What the task asks:
Every record must be transcribed in its entirety, apart from the images, which are to be omitted.

Records from a data collection:
════

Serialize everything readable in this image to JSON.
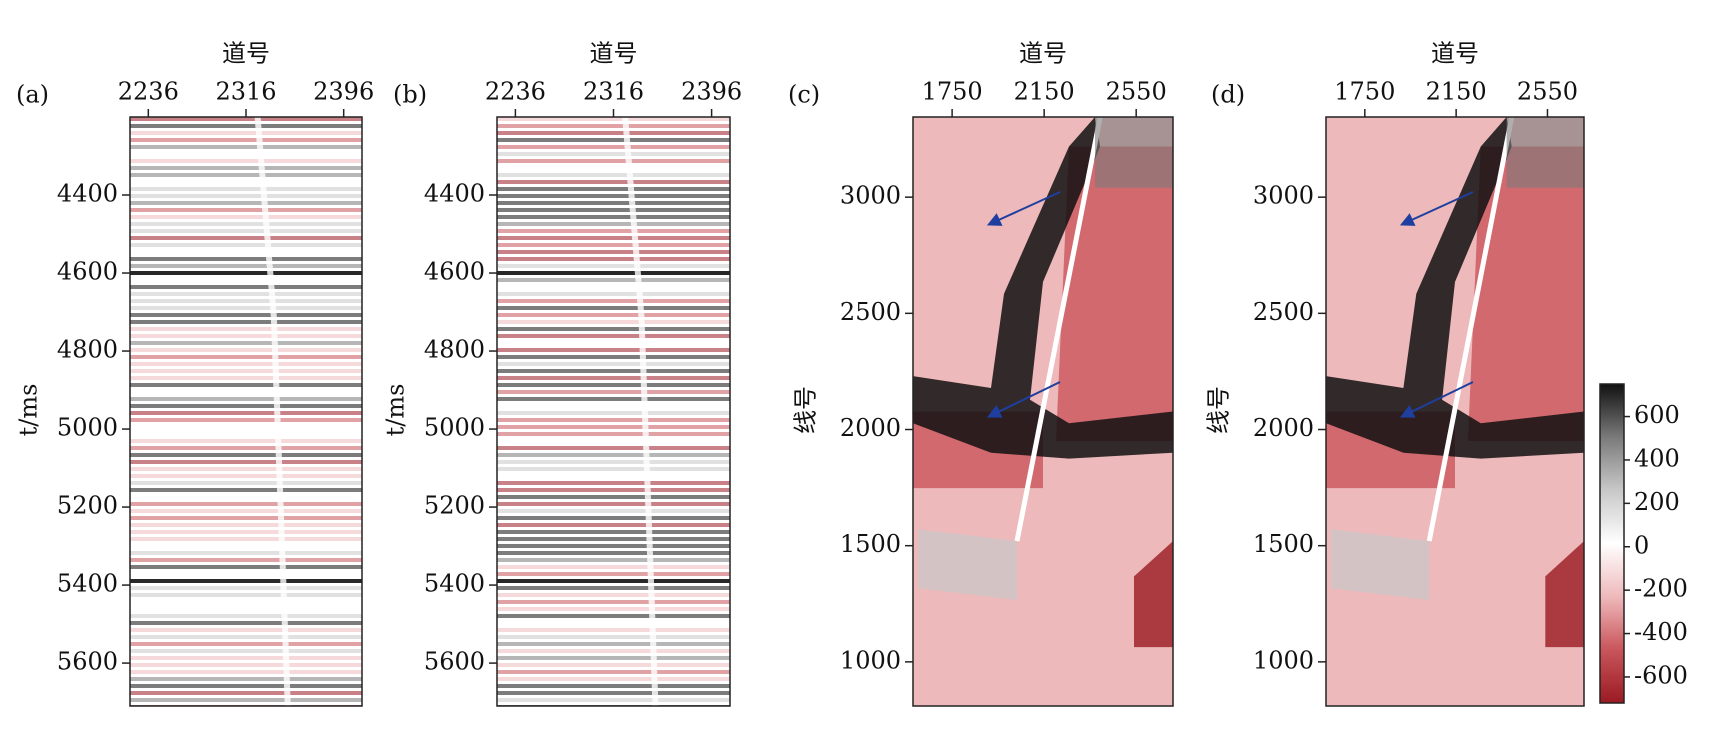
{
  "chart_data": [
    {
      "type": "seismic-section",
      "label": "(a)",
      "xlabel": "道号",
      "ylabel": "t/ms",
      "xlim": [
        2221,
        2411
      ],
      "xticks": [
        2236,
        2316,
        2396
      ],
      "ylim": [
        4200,
        5710
      ],
      "yticks": [
        4400,
        4600,
        4800,
        5000,
        5200,
        5400,
        5600
      ],
      "y_inverted": true
    },
    {
      "type": "seismic-section",
      "label": "(b)",
      "xlabel": "道号",
      "ylabel": "t/ms",
      "xlim": [
        2221,
        2411
      ],
      "xticks": [
        2236,
        2316,
        2396
      ],
      "ylim": [
        4200,
        5710
      ],
      "yticks": [
        4400,
        4600,
        4800,
        5000,
        5200,
        5400,
        5600
      ],
      "y_inverted": true
    },
    {
      "type": "seismic-slice",
      "label": "(c)",
      "xlabel": "道号",
      "ylabel": "线号",
      "xlim": [
        1580,
        2710
      ],
      "xticks": [
        1750,
        2150,
        2550
      ],
      "ylim": [
        810,
        3345
      ],
      "yticks": [
        1000,
        1500,
        2000,
        2500,
        3000
      ]
    },
    {
      "type": "seismic-slice",
      "label": "(d)",
      "xlabel": "道号",
      "ylabel": "线号",
      "xlim": [
        1580,
        2710
      ],
      "xticks": [
        1750,
        2150,
        2550
      ],
      "ylim": [
        810,
        3345
      ],
      "yticks": [
        1000,
        1500,
        2000,
        2500,
        3000
      ],
      "colorbar": {
        "lim": [
          -720,
          750
        ],
        "ticks": [
          -600,
          -400,
          -200,
          0,
          200,
          400,
          600
        ],
        "colormap": [
          "#9a1a22",
          "#c9555b",
          "#eeb9bb",
          "#ffffff",
          "#c8c8c8",
          "#7a7a7a",
          "#111111"
        ]
      }
    }
  ]
}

════

Complete output:
Serialize everything readable in this image to JSON.
{
  "chart_data": [
    {
      "type": "seismic-section",
      "label": "(a)",
      "xlabel": "道号",
      "ylabel": "t/ms",
      "xlim": [
        2221,
        2411
      ],
      "xticks": [
        2236,
        2316,
        2396
      ],
      "ylim": [
        4200,
        5710
      ],
      "yticks": [
        4400,
        4600,
        4800,
        5000,
        5200,
        5400,
        5600
      ],
      "y_inverted": true
    },
    {
      "type": "seismic-section",
      "label": "(b)",
      "xlabel": "道号",
      "ylabel": "t/ms",
      "xlim": [
        2221,
        2411
      ],
      "xticks": [
        2236,
        2316,
        2396
      ],
      "ylim": [
        4200,
        5710
      ],
      "yticks": [
        4400,
        4600,
        4800,
        5000,
        5200,
        5400,
        5600
      ],
      "y_inverted": true
    },
    {
      "type": "seismic-slice",
      "label": "(c)",
      "xlabel": "道号",
      "ylabel": "线号",
      "xlim": [
        1580,
        2710
      ],
      "xticks": [
        1750,
        2150,
        2550
      ],
      "ylim": [
        810,
        3345
      ],
      "yticks": [
        1000,
        1500,
        2000,
        2500,
        3000
      ]
    },
    {
      "type": "seismic-slice",
      "label": "(d)",
      "xlabel": "道号",
      "ylabel": "线号",
      "xlim": [
        1580,
        2710
      ],
      "xticks": [
        1750,
        2150,
        2550
      ],
      "ylim": [
        810,
        3345
      ],
      "yticks": [
        1000,
        1500,
        2000,
        2500,
        3000
      ],
      "colorbar": {
        "lim": [
          -720,
          750
        ],
        "ticks": [
          -600,
          -400,
          -200,
          0,
          200,
          400,
          600
        ],
        "colormap": [
          "#9a1a22",
          "#c9555b",
          "#eeb9bb",
          "#ffffff",
          "#c8c8c8",
          "#7a7a7a",
          "#111111"
        ]
      }
    }
  ]
}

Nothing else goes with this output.